The task:
Look over the lines below. Report each one that includes the string "коронавируса".
※
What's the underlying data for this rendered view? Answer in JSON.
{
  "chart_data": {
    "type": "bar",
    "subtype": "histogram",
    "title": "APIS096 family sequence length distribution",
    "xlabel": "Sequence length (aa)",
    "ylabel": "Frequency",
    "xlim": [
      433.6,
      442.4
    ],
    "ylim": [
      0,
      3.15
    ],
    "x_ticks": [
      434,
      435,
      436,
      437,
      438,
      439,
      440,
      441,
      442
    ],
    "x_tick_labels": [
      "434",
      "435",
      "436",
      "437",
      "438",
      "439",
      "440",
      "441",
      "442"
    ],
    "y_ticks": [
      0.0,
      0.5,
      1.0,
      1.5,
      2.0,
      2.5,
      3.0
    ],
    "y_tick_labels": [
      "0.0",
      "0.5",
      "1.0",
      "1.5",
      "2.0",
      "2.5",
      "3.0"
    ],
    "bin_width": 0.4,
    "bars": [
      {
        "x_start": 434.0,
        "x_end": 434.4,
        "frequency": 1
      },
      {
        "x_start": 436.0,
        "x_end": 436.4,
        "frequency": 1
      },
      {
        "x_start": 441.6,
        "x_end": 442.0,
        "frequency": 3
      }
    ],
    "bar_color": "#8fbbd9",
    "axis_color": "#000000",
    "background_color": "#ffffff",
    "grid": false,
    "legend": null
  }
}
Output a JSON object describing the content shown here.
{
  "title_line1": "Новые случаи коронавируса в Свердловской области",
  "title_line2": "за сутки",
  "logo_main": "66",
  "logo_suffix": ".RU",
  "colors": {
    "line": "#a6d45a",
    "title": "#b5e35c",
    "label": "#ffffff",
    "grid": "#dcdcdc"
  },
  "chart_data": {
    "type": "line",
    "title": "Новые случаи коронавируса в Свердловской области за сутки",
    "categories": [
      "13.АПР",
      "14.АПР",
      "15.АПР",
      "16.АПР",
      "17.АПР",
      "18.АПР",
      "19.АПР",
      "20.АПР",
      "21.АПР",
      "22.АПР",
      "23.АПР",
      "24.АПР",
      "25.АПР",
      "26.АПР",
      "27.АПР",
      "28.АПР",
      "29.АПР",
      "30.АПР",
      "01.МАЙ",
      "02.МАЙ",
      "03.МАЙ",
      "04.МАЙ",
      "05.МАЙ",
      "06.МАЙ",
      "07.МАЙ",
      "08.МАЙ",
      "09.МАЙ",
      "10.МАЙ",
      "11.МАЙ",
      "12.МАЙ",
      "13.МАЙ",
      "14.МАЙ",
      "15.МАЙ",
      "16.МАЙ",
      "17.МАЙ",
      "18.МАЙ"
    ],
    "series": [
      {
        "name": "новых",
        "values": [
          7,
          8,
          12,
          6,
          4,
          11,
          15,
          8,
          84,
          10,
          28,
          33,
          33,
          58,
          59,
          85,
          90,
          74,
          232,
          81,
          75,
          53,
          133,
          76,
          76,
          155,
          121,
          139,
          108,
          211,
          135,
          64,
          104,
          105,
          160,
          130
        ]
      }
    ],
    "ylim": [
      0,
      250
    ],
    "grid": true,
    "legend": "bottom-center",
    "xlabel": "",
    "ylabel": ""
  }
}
※
Solution for this exercise:
  "title_line1": "Новые случаи коронавируса в Свердловской области",
    "title": "Новые случаи коронавируса в Свердловской области за сутки",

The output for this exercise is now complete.